EXCERPTED DATA:
------

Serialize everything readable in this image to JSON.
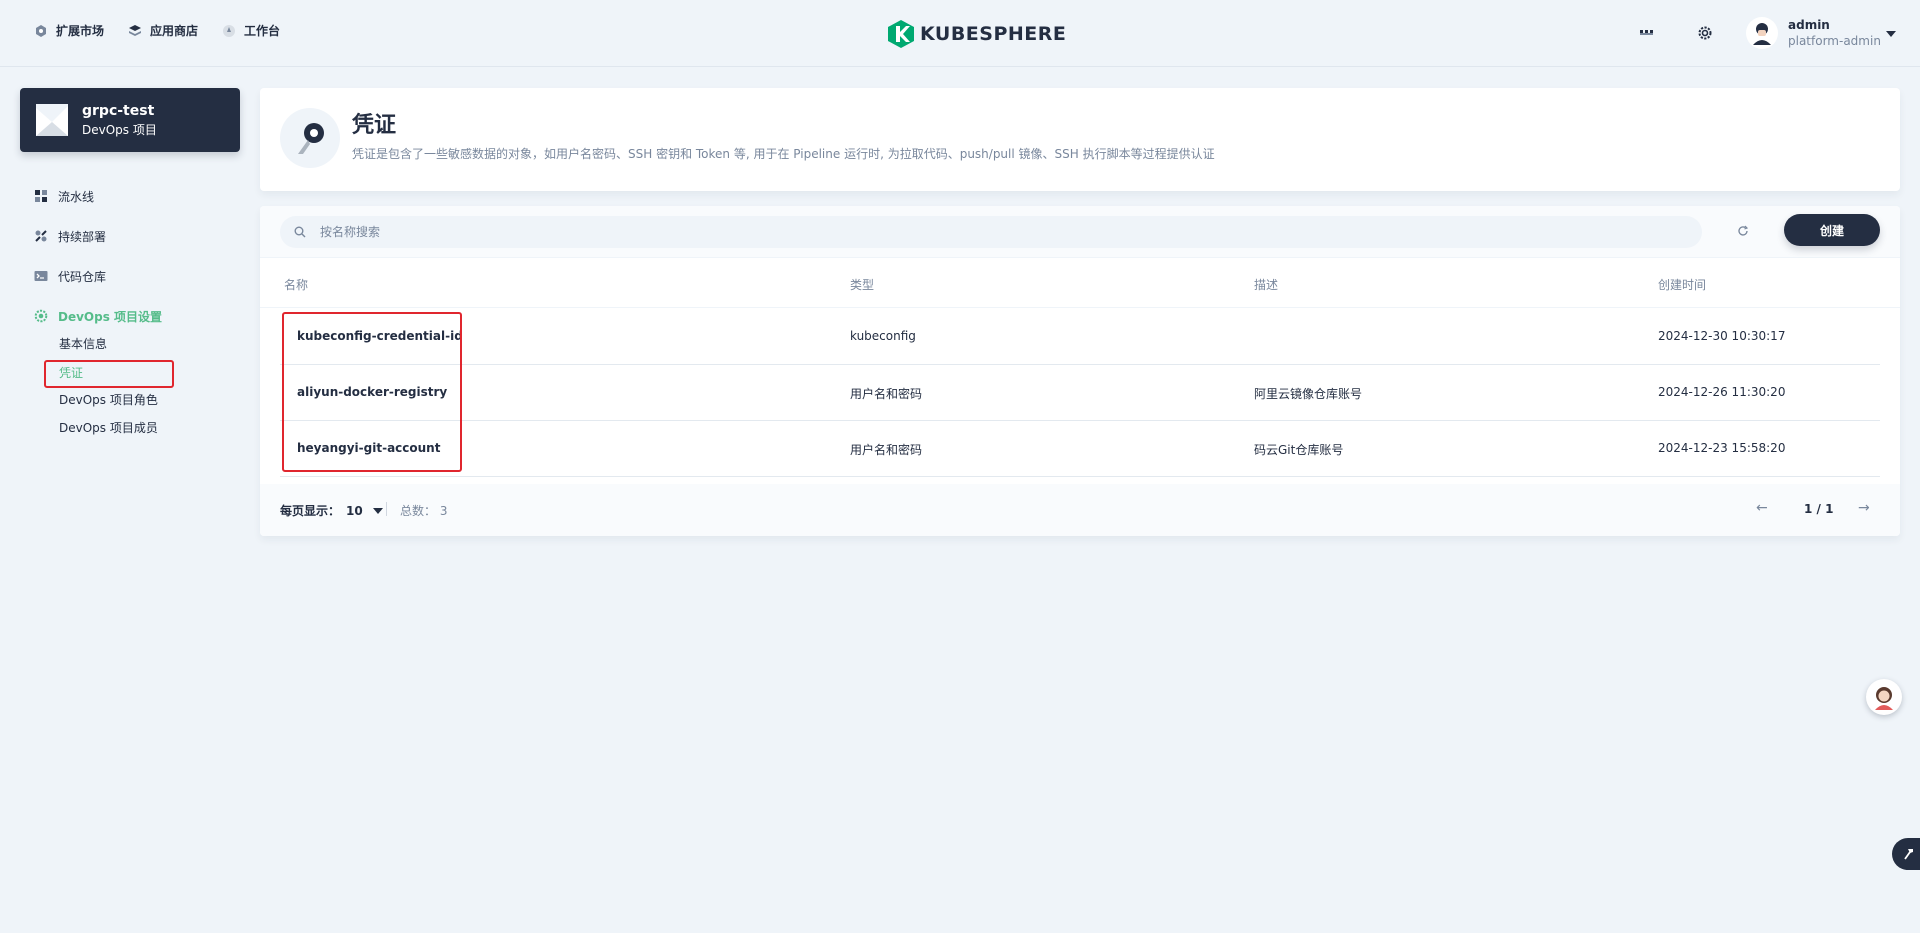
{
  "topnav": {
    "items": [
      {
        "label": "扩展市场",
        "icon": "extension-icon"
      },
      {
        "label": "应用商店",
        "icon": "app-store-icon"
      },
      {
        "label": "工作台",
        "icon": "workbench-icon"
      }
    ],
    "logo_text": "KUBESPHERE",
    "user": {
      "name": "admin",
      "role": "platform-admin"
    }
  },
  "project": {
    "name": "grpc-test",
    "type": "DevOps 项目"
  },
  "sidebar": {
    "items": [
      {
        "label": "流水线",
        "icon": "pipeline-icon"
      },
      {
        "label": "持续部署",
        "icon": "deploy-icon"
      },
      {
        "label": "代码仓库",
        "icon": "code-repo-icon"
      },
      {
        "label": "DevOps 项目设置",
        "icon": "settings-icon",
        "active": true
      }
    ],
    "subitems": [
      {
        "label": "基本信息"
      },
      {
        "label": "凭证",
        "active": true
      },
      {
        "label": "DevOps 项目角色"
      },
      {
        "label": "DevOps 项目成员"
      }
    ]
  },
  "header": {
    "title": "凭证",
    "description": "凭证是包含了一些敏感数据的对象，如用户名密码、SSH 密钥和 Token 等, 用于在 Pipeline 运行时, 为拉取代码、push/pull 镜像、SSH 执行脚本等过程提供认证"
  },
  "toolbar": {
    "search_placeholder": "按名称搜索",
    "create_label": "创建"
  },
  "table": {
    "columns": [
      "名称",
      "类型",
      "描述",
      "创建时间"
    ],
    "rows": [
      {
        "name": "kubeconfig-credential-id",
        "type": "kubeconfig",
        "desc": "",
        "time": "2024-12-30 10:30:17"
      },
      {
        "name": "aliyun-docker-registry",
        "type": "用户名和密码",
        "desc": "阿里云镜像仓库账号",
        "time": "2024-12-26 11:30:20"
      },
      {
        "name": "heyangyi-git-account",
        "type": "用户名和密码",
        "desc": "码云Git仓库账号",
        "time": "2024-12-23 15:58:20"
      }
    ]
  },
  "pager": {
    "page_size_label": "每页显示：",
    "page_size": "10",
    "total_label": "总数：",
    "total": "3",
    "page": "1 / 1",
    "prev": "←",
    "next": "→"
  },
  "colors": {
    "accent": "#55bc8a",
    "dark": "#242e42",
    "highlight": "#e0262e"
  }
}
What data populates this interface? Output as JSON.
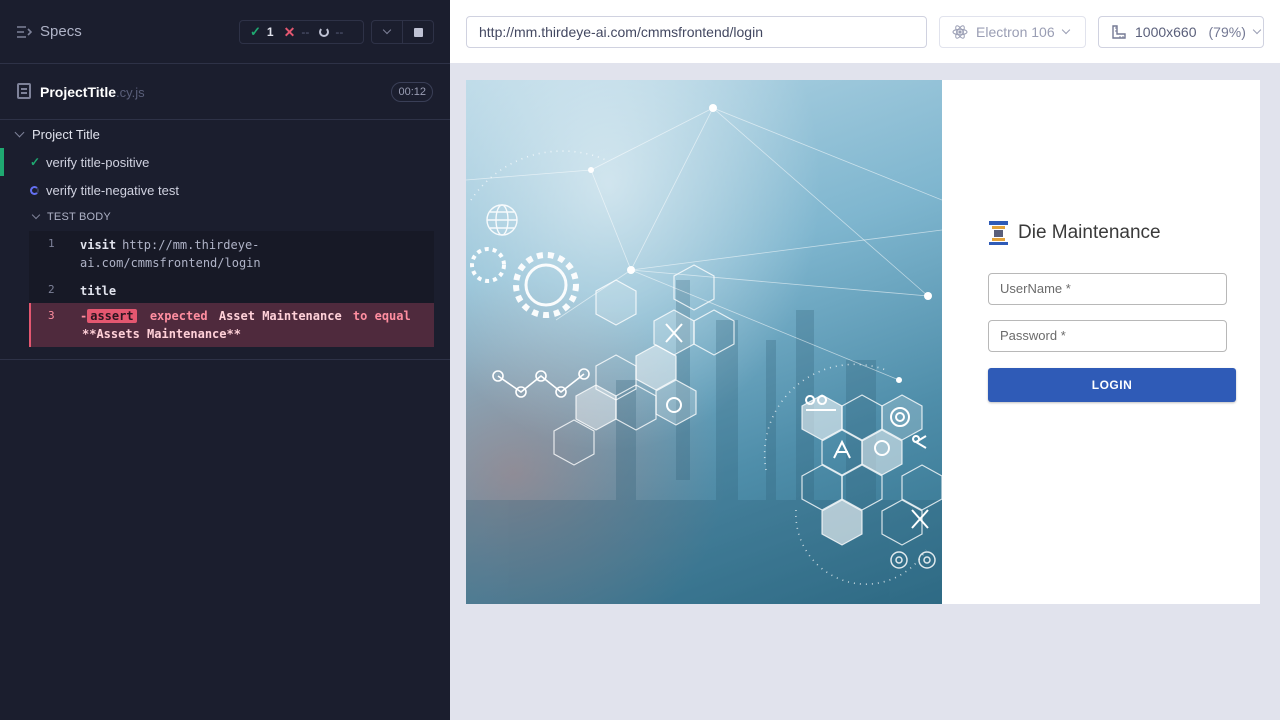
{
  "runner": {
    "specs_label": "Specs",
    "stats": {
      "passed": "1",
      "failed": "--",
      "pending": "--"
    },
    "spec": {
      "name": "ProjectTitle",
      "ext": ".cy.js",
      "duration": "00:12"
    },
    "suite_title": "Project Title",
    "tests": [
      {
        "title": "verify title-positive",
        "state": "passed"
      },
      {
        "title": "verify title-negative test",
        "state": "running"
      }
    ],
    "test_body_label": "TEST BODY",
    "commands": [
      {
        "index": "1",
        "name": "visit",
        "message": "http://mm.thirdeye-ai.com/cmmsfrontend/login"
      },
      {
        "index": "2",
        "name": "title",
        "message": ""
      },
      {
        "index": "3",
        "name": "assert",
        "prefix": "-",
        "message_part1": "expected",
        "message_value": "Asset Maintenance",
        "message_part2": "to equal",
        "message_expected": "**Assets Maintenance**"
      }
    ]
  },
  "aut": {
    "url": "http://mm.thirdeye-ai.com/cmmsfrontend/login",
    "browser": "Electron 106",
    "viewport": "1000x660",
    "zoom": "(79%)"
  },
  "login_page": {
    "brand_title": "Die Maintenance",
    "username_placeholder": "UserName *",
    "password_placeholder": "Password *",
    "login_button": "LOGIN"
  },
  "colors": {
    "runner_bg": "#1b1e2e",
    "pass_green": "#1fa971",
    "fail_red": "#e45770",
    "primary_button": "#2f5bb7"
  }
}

------

TASK STATEMENT: Gather all lines of the records that include the word "verify".

ANSWER TO THE TASK:
        "title": "verify title-positive",
        "title": "verify title-negative test",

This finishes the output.